Print the listing below exactly.
[START]
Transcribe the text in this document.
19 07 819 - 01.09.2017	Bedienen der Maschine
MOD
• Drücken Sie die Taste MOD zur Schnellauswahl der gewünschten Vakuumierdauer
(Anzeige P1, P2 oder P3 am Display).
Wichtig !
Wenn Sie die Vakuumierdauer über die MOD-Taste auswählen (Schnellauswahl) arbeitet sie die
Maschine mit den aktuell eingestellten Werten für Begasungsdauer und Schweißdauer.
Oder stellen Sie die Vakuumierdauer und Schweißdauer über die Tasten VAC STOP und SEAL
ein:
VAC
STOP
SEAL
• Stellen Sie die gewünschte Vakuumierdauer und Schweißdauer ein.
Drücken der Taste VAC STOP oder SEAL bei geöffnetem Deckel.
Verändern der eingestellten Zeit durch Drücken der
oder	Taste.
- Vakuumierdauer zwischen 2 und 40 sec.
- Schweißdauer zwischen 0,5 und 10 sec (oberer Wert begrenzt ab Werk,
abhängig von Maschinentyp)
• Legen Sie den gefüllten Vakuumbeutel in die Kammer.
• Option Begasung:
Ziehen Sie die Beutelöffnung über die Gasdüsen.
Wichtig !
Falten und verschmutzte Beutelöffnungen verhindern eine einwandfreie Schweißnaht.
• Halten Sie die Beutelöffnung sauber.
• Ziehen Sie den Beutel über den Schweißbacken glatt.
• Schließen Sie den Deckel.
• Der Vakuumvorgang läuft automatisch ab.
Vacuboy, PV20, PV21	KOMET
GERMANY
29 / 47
[END]
#### OUTPUT FOR THIS EXERCISE
Transcribe the text in this document.
19 07 819 - 01.09.2017	Bedienen der Maschine
MOD
• Drücken Sie die Taste MOD zur Schnellauswahl der gewünschten Vakuumierdauer
(Anzeige P1, P2 oder P3 am Display).
Wichtig !
Wenn Sie die Vakuumierdauer über die MOD-Taste auswählen (Schnellauswahl) arbeitet sie die
Maschine mit den aktuell eingestellten Werten für Begasungsdauer und Schweißdauer.
Oder stellen Sie die Vakuumierdauer und Schweißdauer über die Tasten VAC STOP und SEAL
ein:
VAC
STOP
SEAL
• Stellen Sie die gewünschte Vakuumierdauer und Schweißdauer ein.
Drücken der Taste VAC STOP oder SEAL bei geöffnetem Deckel.
Verändern der eingestellten Zeit durch Drücken der
oder	Taste.
- Vakuumierdauer zwischen 2 und 40 sec.
- Schweißdauer zwischen 0,5 und 10 sec (oberer Wert begrenzt ab Werk,
abhängig von Maschinentyp)
• Legen Sie den gefüllten Vakuumbeutel in die Kammer.
• Option Begasung:
Ziehen Sie die Beutelöffnung über die Gasdüsen.
Wichtig !
Falten und verschmutzte Beutelöffnungen verhindern eine einwandfreie Schweißnaht.
• Halten Sie die Beutelöffnung sauber.
• Ziehen Sie den Beutel über den Schweißbacken glatt.
• Schließen Sie den Deckel.
• Der Vakuumvorgang läuft automatisch ab.
Vacuboy, PV20, PV21	KOMET
GERMANY
29 / 47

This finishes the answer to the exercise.